Do this:
Tell how many lines in these records contain the string "Forecast", with only the number as the reply.

Data in this exercise:
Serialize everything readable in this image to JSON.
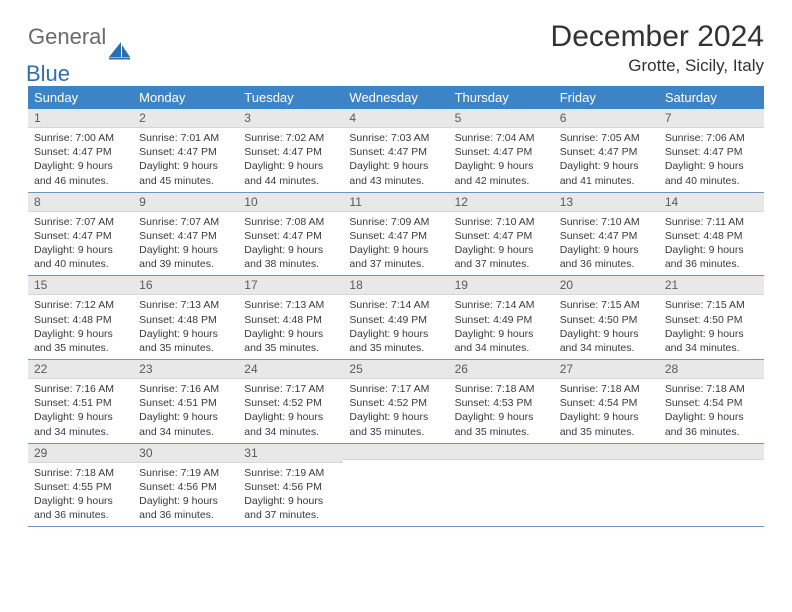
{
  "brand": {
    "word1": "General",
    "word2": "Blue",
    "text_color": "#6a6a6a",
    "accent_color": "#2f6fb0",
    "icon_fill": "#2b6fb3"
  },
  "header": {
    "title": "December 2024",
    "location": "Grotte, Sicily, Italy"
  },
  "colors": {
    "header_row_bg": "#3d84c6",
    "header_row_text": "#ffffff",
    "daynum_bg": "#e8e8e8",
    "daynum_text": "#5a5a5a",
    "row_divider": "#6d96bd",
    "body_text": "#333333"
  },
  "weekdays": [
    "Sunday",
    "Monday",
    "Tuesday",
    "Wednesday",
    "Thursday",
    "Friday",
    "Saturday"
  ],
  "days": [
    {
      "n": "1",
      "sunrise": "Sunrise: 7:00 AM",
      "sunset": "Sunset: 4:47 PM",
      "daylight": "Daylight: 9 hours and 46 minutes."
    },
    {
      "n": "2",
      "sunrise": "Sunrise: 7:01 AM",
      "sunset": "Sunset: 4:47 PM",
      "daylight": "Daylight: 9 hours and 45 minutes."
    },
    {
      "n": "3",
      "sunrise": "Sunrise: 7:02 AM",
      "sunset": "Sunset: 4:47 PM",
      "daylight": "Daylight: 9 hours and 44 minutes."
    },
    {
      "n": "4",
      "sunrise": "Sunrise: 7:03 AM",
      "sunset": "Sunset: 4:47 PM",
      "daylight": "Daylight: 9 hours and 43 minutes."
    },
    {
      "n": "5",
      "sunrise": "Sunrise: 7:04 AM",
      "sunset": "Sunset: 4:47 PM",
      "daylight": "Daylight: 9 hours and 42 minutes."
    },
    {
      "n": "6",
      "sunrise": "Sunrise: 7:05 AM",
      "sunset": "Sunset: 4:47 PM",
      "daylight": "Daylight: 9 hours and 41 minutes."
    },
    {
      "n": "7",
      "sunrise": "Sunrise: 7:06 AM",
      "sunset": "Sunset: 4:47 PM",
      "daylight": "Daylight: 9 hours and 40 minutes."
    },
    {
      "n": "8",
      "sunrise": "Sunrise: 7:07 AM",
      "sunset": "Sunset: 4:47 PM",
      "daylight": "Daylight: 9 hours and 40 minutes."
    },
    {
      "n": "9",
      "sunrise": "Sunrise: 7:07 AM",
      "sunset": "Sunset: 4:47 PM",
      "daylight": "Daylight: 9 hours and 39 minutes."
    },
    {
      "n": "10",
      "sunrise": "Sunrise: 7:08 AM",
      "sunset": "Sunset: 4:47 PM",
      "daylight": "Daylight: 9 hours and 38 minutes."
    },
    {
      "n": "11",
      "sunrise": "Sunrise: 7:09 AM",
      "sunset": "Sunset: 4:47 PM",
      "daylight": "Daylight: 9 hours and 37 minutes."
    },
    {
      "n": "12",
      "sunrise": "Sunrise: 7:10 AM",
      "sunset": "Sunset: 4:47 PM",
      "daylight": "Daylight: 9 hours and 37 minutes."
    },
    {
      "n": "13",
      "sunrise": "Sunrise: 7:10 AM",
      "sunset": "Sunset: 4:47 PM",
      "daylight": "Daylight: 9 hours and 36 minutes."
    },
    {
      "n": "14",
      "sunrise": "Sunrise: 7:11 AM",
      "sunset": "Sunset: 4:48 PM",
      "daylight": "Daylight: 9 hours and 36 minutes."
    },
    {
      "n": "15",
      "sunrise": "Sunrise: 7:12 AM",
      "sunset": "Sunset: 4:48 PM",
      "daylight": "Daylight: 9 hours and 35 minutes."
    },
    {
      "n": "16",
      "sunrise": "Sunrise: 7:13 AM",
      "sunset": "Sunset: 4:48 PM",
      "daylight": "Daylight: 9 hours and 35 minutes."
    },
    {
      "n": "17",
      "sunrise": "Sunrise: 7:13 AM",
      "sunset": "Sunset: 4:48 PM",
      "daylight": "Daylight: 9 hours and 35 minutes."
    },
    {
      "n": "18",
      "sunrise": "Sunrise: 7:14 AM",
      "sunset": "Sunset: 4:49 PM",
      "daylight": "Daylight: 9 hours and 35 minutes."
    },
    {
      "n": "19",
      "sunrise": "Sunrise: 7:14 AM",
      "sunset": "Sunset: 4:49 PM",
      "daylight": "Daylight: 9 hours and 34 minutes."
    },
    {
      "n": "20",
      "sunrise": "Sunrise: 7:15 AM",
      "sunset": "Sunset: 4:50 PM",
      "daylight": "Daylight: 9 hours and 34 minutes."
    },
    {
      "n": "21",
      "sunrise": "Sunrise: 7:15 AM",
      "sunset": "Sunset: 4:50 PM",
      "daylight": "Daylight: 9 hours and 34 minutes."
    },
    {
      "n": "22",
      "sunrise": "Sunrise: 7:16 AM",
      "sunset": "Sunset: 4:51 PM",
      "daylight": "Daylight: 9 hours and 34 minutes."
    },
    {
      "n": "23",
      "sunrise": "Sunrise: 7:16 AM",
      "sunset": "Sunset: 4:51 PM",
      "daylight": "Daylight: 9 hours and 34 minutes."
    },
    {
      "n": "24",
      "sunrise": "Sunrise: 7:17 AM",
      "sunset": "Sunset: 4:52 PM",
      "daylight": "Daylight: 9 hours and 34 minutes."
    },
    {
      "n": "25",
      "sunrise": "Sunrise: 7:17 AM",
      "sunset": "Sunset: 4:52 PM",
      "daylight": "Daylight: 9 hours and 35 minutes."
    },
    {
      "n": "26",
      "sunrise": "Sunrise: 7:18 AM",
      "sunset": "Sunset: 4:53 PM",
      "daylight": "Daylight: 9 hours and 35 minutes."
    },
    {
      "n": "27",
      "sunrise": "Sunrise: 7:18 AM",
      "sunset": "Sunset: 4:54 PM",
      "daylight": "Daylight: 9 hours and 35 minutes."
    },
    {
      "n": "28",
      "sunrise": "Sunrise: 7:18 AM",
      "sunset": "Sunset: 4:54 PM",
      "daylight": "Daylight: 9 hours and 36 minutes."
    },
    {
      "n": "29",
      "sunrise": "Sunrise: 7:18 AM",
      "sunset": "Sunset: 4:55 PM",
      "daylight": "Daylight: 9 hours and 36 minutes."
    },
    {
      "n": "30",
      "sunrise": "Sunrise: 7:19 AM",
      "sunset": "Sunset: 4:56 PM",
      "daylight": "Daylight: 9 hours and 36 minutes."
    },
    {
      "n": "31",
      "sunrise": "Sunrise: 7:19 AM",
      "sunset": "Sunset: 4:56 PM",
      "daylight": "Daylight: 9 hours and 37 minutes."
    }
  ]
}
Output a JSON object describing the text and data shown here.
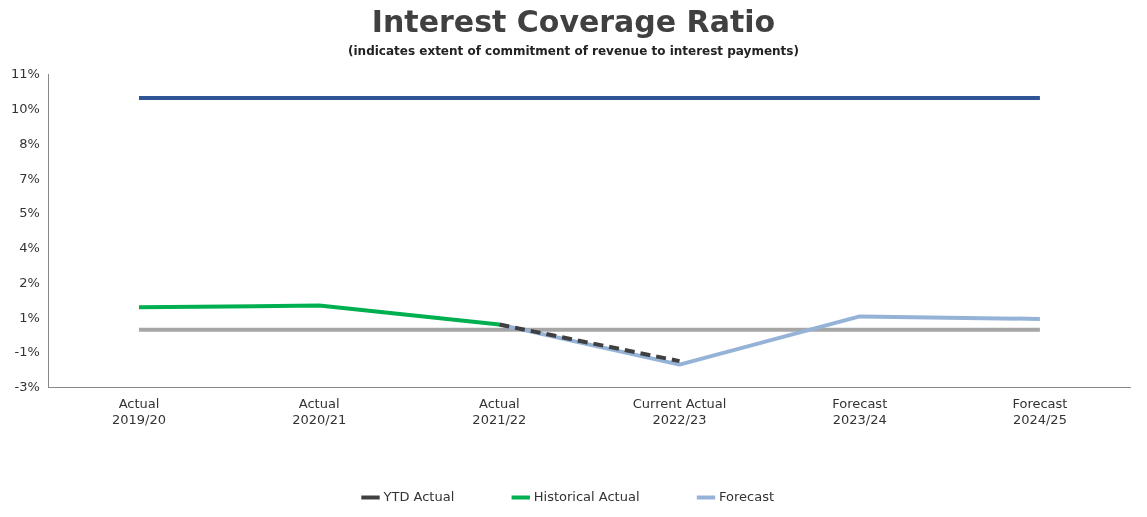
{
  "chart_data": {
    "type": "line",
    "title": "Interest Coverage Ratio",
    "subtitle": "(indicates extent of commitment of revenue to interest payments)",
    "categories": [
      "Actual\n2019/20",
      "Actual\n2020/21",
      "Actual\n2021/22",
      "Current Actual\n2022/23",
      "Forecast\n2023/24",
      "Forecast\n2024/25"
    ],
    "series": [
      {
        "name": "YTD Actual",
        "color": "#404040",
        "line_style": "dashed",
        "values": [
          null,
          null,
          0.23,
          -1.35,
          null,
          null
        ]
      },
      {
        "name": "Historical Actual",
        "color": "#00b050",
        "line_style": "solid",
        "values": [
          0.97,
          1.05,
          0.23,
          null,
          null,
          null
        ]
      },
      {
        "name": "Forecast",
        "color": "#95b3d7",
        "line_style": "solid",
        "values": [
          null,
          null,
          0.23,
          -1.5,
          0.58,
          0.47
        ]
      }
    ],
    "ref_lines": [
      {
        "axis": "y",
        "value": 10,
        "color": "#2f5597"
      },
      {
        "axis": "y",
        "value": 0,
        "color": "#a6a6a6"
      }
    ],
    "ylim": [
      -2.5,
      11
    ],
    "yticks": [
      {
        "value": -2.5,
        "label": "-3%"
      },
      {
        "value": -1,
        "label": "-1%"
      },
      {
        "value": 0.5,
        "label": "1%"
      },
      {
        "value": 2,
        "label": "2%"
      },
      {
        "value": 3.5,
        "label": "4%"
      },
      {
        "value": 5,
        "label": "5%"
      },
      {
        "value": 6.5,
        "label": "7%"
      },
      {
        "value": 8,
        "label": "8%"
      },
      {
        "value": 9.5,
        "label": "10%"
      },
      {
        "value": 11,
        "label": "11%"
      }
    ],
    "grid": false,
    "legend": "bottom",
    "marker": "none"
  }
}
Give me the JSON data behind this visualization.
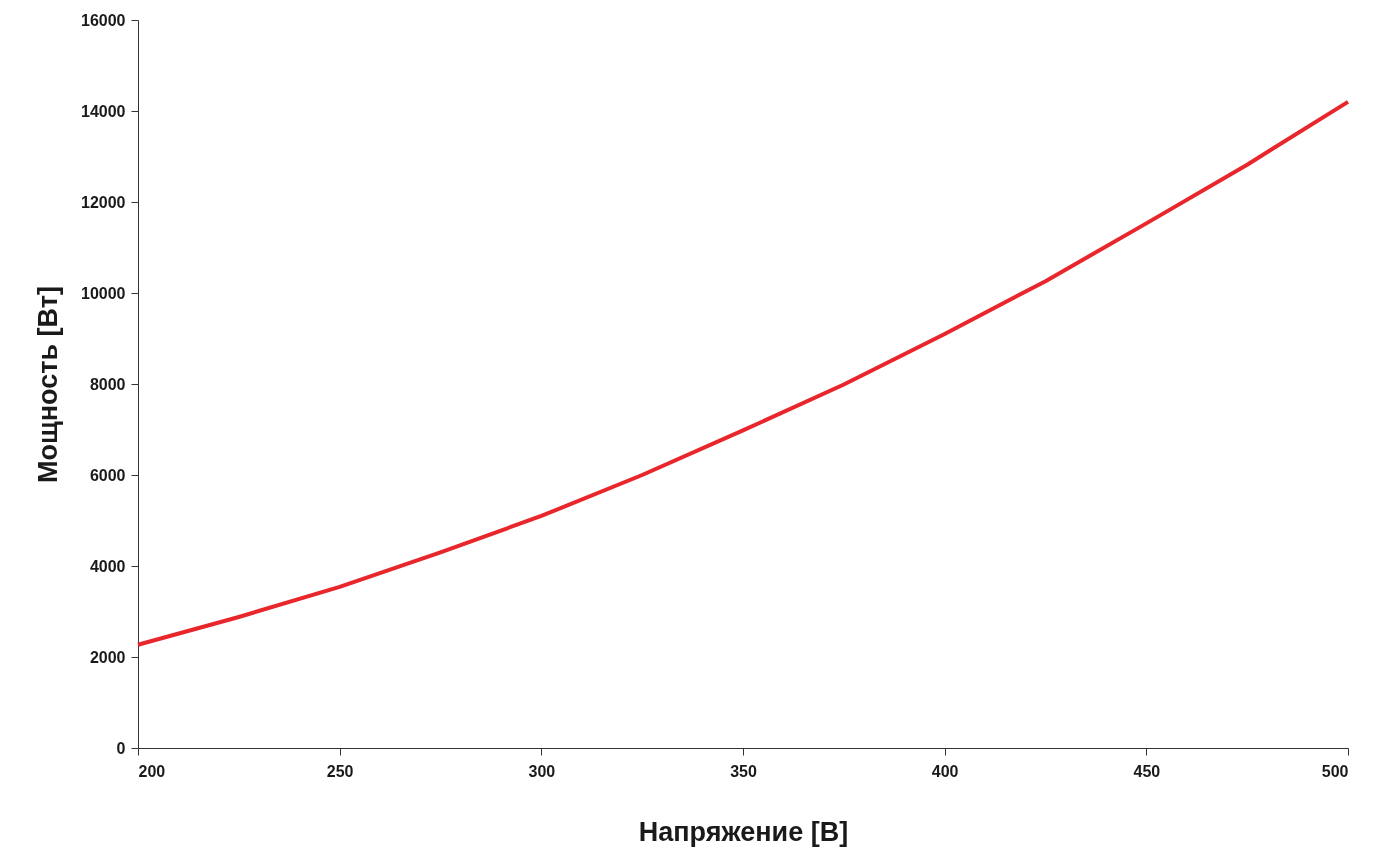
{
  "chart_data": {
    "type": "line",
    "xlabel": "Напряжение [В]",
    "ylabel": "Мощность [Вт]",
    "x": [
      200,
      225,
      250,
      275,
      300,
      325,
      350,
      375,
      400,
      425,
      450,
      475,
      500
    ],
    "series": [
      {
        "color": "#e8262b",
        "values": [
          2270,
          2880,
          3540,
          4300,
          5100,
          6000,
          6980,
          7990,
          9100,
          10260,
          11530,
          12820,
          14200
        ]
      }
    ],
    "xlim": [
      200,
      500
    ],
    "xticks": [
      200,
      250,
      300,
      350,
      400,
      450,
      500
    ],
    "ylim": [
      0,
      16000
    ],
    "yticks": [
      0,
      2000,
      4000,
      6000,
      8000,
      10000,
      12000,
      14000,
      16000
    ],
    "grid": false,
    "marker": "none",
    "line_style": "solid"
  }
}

Response:
3